▶ [Given task]
Return each line of the data below exactly, omitting any pictures.

▶ [Given entries]

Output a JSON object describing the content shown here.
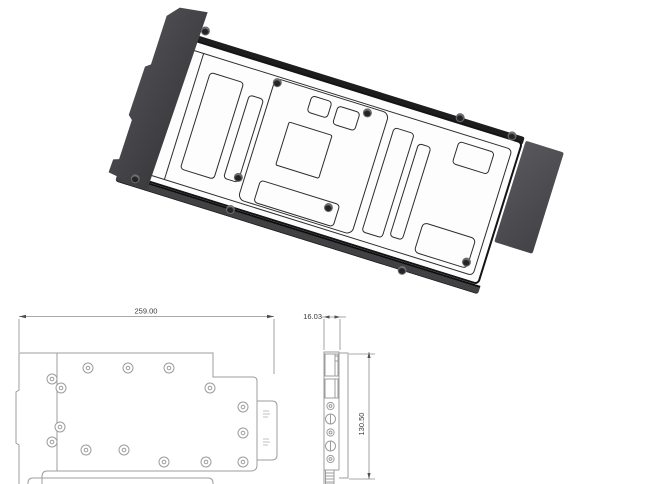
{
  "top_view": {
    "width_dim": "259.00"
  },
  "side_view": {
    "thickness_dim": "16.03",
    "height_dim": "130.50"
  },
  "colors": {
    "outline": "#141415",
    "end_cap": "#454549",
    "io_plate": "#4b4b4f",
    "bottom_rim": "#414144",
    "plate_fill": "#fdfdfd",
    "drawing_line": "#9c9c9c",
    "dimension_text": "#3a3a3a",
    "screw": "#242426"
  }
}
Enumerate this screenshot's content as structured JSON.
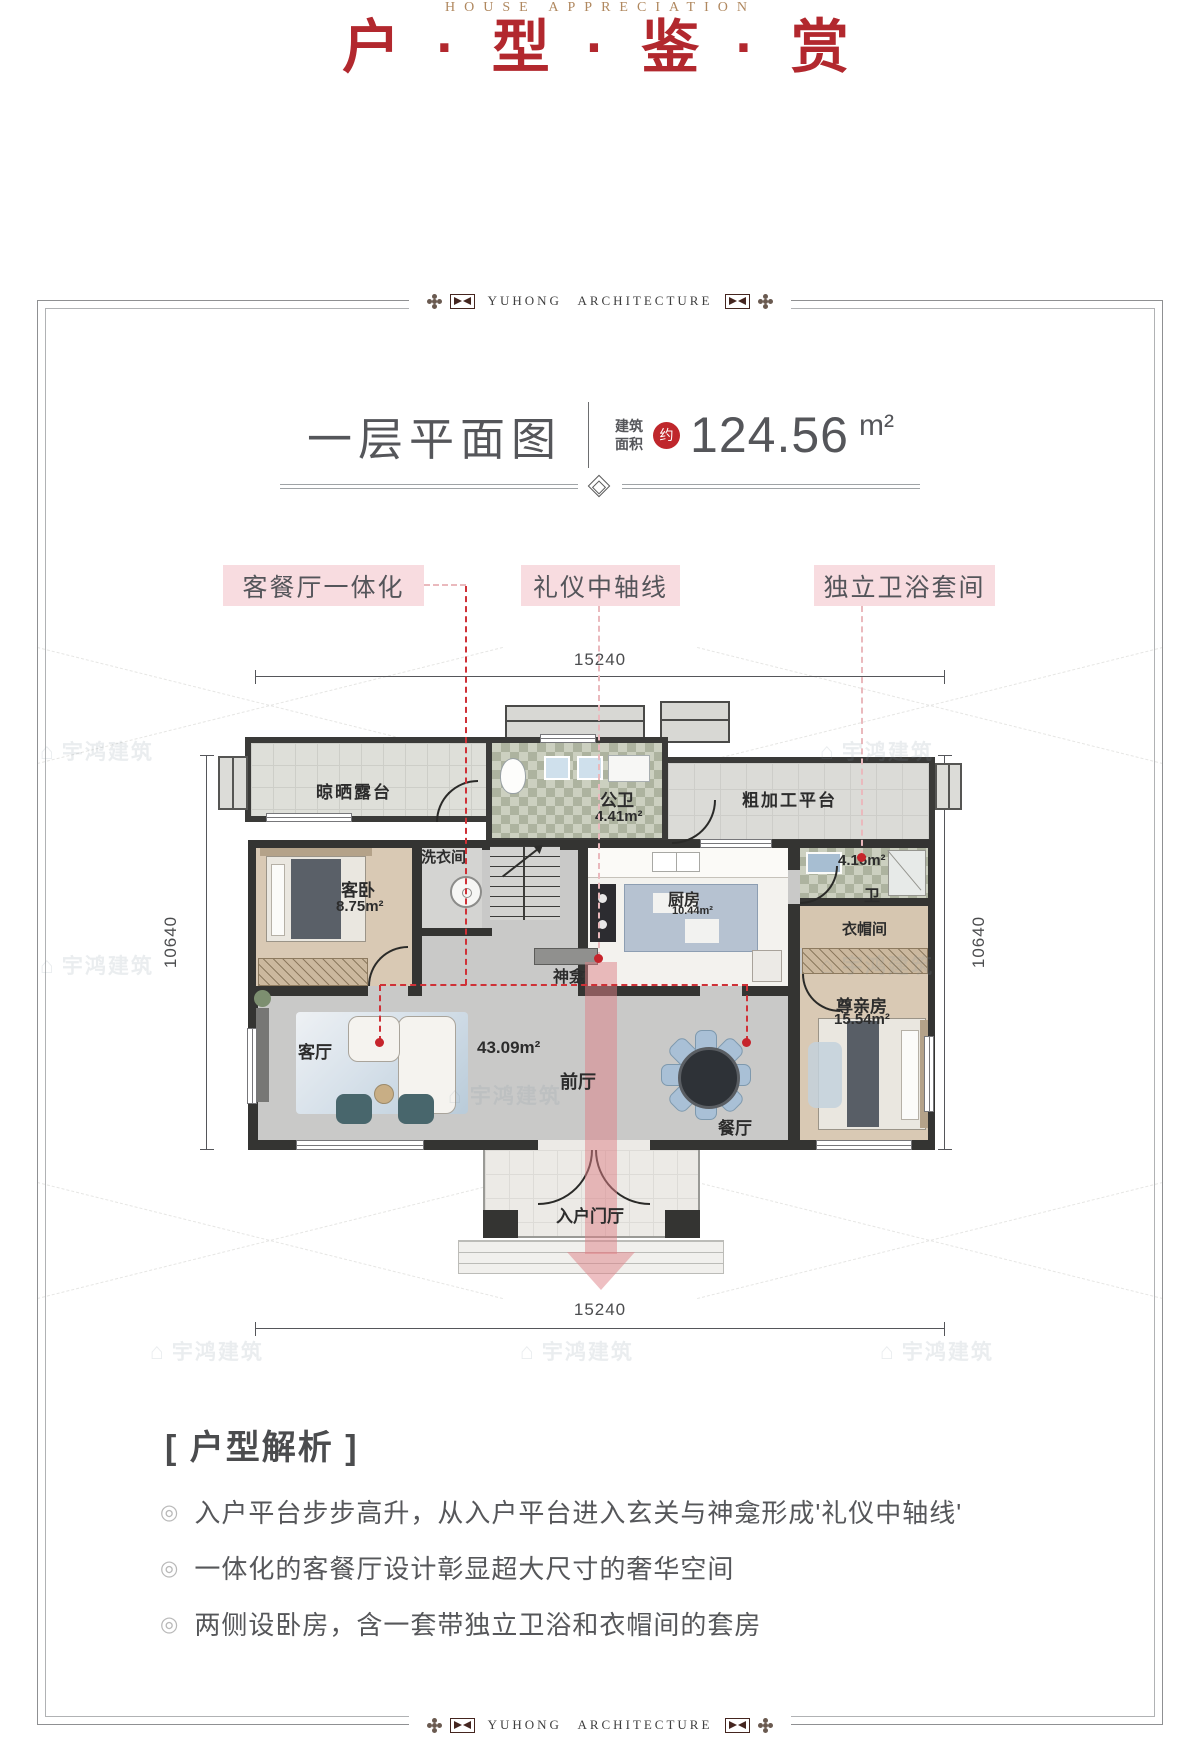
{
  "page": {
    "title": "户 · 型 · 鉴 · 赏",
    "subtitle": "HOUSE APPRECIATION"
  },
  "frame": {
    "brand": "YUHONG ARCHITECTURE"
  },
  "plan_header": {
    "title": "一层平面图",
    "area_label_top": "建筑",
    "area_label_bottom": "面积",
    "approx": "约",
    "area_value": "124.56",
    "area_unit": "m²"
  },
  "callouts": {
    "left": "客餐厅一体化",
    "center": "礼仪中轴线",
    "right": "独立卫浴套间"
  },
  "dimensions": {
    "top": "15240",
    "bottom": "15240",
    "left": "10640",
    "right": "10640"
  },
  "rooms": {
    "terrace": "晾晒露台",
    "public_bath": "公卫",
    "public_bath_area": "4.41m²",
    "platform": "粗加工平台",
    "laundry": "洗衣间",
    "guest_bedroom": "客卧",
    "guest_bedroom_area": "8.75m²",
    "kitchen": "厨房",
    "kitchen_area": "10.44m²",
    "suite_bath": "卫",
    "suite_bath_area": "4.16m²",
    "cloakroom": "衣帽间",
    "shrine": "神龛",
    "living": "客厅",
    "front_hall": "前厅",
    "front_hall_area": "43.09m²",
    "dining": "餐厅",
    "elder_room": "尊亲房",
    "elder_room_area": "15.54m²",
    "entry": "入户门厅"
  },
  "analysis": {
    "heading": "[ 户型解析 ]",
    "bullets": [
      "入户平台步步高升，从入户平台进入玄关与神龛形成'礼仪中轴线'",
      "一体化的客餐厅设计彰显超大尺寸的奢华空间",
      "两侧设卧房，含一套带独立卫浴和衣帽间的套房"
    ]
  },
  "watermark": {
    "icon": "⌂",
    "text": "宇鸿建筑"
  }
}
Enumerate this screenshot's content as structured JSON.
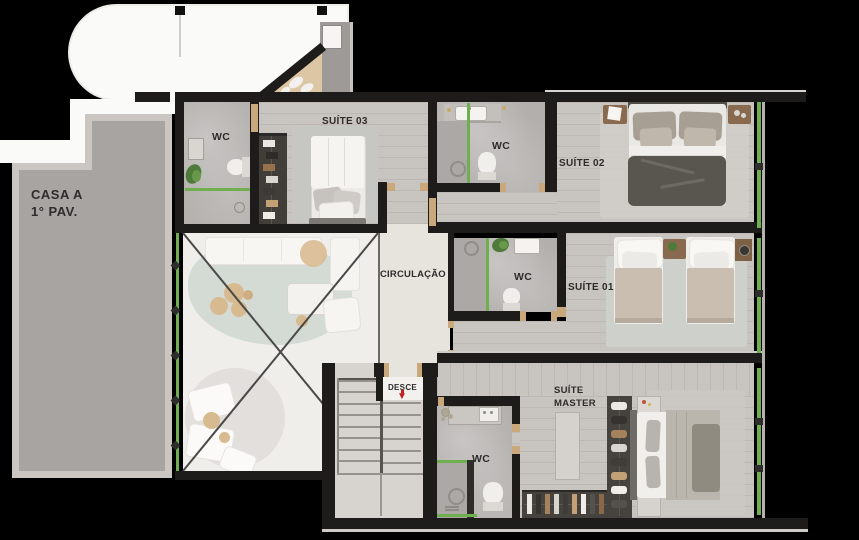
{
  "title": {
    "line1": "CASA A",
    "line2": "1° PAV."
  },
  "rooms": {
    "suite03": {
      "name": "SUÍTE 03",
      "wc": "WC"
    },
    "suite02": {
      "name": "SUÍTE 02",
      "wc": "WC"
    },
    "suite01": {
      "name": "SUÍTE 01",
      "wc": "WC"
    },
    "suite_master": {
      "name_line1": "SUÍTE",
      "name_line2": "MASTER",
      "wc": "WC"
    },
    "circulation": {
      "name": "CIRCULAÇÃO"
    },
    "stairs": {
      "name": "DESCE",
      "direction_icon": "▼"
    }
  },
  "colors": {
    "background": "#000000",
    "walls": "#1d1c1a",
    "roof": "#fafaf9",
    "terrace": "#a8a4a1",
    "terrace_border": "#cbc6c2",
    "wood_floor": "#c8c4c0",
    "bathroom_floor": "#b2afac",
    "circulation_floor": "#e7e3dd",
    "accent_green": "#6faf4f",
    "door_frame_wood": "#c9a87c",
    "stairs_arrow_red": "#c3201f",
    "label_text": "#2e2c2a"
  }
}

▶ [Reply]
Output a JSON object describing the content shown here.
{
  "top_view": {
    "width_dim": "259.00"
  },
  "side_view": {
    "thickness_dim": "16.03",
    "height_dim": "130.50"
  },
  "colors": {
    "outline": "#141415",
    "end_cap": "#454549",
    "io_plate": "#4b4b4f",
    "bottom_rim": "#414144",
    "plate_fill": "#fdfdfd",
    "drawing_line": "#9c9c9c",
    "dimension_text": "#3a3a3a",
    "screw": "#242426"
  }
}
Enumerate this screenshot's content as structured JSON.
{
  "page": {
    "title": "户 · 型 · 鉴 · 赏",
    "subtitle": "HOUSE APPRECIATION"
  },
  "frame": {
    "brand": "YUHONG ARCHITECTURE"
  },
  "plan_header": {
    "title": "一层平面图",
    "area_label_top": "建筑",
    "area_label_bottom": "面积",
    "approx": "约",
    "area_value": "124.56",
    "area_unit": "m²"
  },
  "callouts": {
    "left": "客餐厅一体化",
    "center": "礼仪中轴线",
    "right": "独立卫浴套间"
  },
  "dimensions": {
    "top": "15240",
    "bottom": "15240",
    "left": "10640",
    "right": "10640"
  },
  "rooms": {
    "terrace": "晾晒露台",
    "public_bath": "公卫",
    "public_bath_area": "4.41m²",
    "platform": "粗加工平台",
    "laundry": "洗衣间",
    "guest_bedroom": "客卧",
    "guest_bedroom_area": "8.75m²",
    "kitchen": "厨房",
    "kitchen_area": "10.44m²",
    "suite_bath": "卫",
    "suite_bath_area": "4.16m²",
    "cloakroom": "衣帽间",
    "shrine": "神龛",
    "living": "客厅",
    "front_hall": "前厅",
    "front_hall_area": "43.09m²",
    "dining": "餐厅",
    "elder_room": "尊亲房",
    "elder_room_area": "15.54m²",
    "entry": "入户门厅"
  },
  "analysis": {
    "heading": "[ 户型解析 ]",
    "bullets": [
      "入户平台步步高升，从入户平台进入玄关与神龛形成'礼仪中轴线'",
      "一体化的客餐厅设计彰显超大尺寸的奢华空间",
      "两侧设卧房，含一套带独立卫浴和衣帽间的套房"
    ]
  },
  "watermark": {
    "icon": "⌂",
    "text": "宇鸿建筑"
  }
}
Enumerate this screenshot's content as structured JSON.
{
  "title": {
    "line1": "CASA A",
    "line2": "1° PAV."
  },
  "rooms": {
    "suite03": {
      "name": "SUÍTE 03",
      "wc": "WC"
    },
    "suite02": {
      "name": "SUÍTE 02",
      "wc": "WC"
    },
    "suite01": {
      "name": "SUÍTE 01",
      "wc": "WC"
    },
    "suite_master": {
      "name_line1": "SUÍTE",
      "name_line2": "MASTER",
      "wc": "WC"
    },
    "circulation": {
      "name": "CIRCULAÇÃO"
    },
    "stairs": {
      "name": "DESCE",
      "direction_icon": "▼"
    }
  },
  "colors": {
    "background": "#000000",
    "walls": "#1d1c1a",
    "roof": "#fafaf9",
    "terrace": "#a8a4a1",
    "terrace_border": "#cbc6c2",
    "wood_floor": "#c8c4c0",
    "bathroom_floor": "#b2afac",
    "circulation_floor": "#e7e3dd",
    "accent_green": "#6faf4f",
    "door_frame_wood": "#c9a87c",
    "stairs_arrow_red": "#c3201f",
    "label_text": "#2e2c2a"
  }
}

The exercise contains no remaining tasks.